<<<<

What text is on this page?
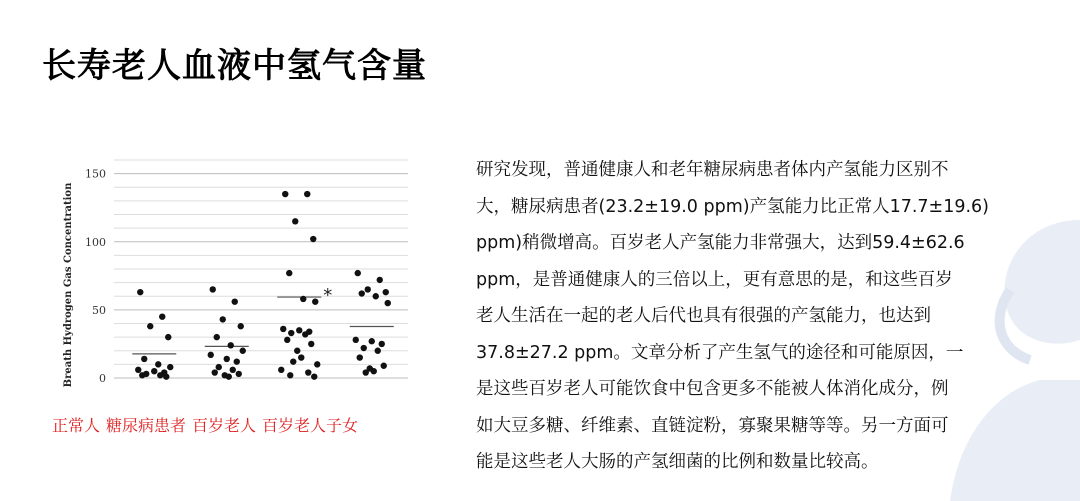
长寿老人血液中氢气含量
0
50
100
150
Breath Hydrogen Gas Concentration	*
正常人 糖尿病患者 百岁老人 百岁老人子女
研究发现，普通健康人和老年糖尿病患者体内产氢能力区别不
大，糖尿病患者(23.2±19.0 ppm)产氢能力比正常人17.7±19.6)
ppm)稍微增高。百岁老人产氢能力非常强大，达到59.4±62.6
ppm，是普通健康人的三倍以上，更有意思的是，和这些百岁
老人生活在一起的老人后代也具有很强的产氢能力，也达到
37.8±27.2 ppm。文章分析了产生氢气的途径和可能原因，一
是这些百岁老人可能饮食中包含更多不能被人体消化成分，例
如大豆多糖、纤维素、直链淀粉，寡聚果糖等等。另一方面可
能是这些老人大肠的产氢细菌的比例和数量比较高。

>>>>
<<<<

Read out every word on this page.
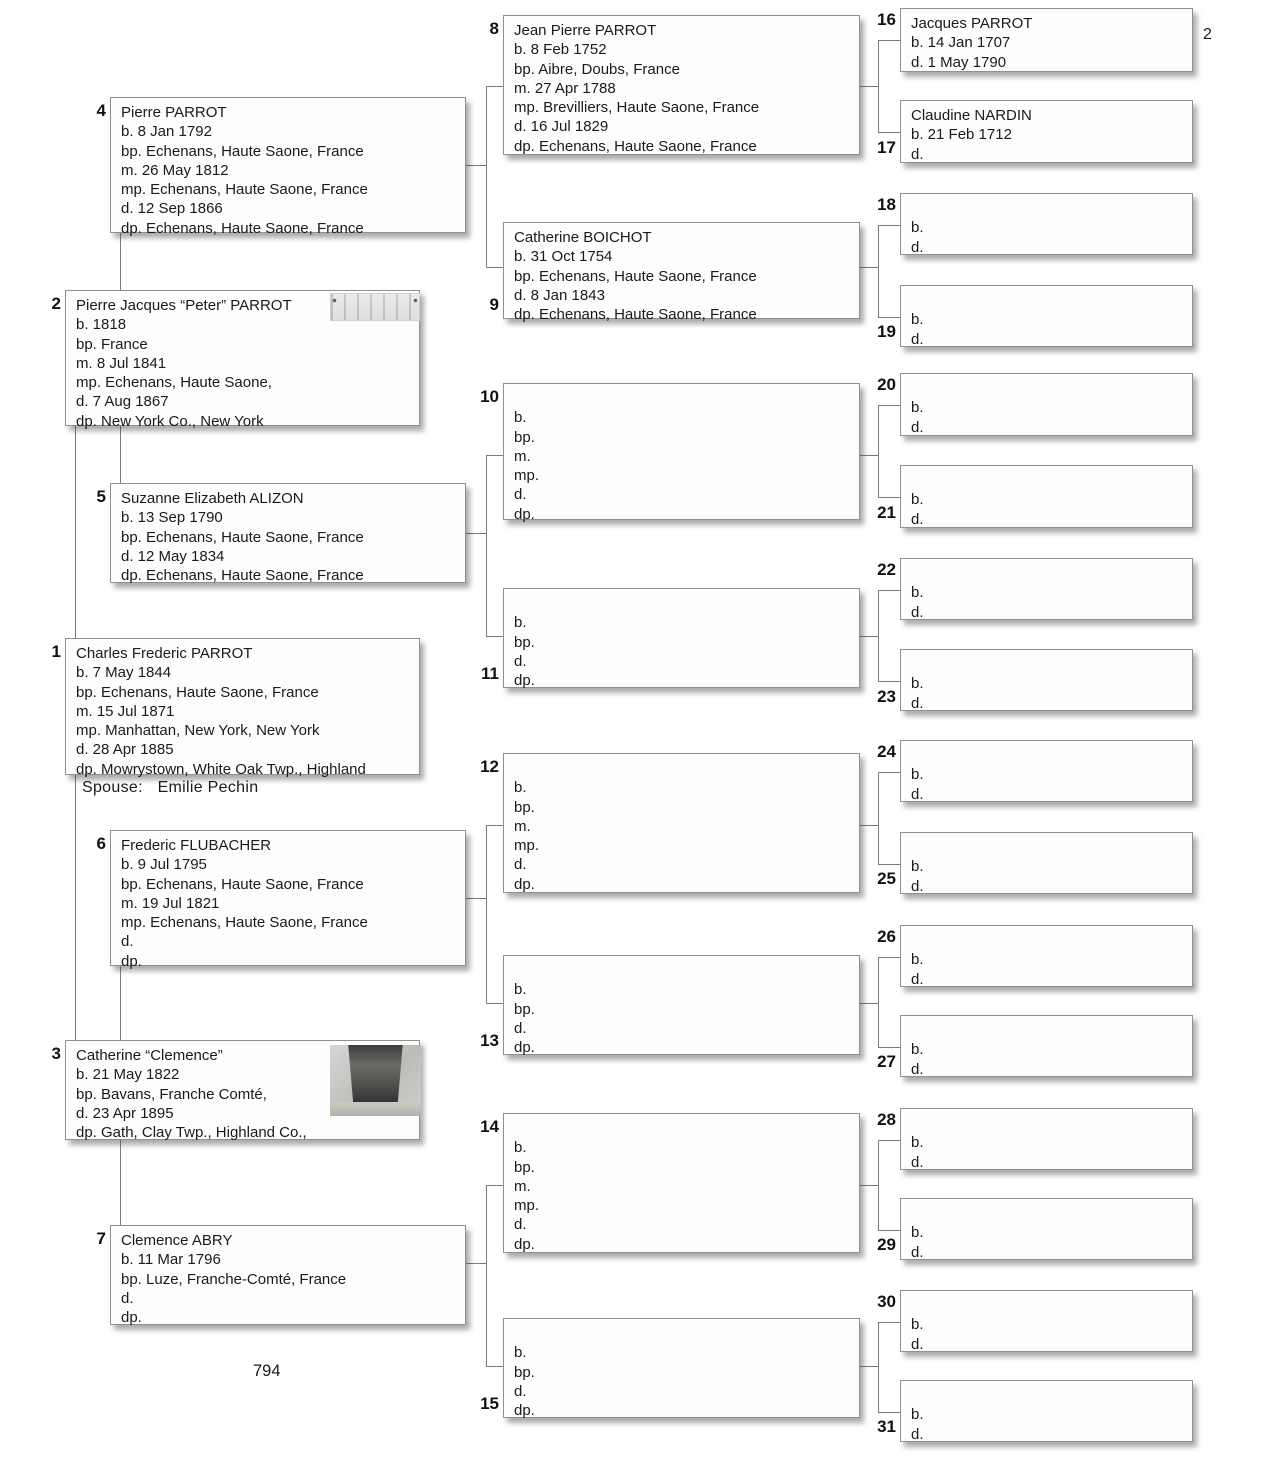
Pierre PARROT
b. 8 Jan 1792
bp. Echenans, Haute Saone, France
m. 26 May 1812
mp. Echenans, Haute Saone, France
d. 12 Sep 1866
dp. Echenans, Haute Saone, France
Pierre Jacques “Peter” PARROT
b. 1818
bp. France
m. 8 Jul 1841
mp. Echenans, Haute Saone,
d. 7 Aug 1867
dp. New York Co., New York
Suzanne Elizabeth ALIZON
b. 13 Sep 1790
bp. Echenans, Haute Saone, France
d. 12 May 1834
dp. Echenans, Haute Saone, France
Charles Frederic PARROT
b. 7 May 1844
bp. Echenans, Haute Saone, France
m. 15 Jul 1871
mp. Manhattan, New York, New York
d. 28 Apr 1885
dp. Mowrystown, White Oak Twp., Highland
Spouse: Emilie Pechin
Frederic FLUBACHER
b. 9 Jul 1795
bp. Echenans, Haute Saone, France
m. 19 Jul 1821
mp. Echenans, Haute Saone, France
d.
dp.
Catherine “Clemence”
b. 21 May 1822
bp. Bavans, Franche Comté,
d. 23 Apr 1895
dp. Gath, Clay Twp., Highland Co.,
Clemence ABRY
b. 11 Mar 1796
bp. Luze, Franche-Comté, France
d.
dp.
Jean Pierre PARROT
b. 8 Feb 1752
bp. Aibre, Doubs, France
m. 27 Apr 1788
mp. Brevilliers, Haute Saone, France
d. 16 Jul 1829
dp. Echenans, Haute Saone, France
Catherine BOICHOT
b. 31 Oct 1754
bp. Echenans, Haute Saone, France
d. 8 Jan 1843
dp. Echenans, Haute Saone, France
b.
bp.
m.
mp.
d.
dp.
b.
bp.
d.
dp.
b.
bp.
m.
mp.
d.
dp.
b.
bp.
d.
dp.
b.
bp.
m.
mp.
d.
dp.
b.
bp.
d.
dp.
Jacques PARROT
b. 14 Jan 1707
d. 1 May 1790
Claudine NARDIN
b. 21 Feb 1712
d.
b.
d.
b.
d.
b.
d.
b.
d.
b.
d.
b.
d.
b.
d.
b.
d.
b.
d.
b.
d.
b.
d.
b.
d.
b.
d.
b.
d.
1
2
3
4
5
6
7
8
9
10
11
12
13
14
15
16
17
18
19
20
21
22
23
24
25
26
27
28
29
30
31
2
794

>>>>

*Objective*: Which lines of the material contain the string "page"? List each of them.

*Result*:
What text is on this page?
Read out every word on this page.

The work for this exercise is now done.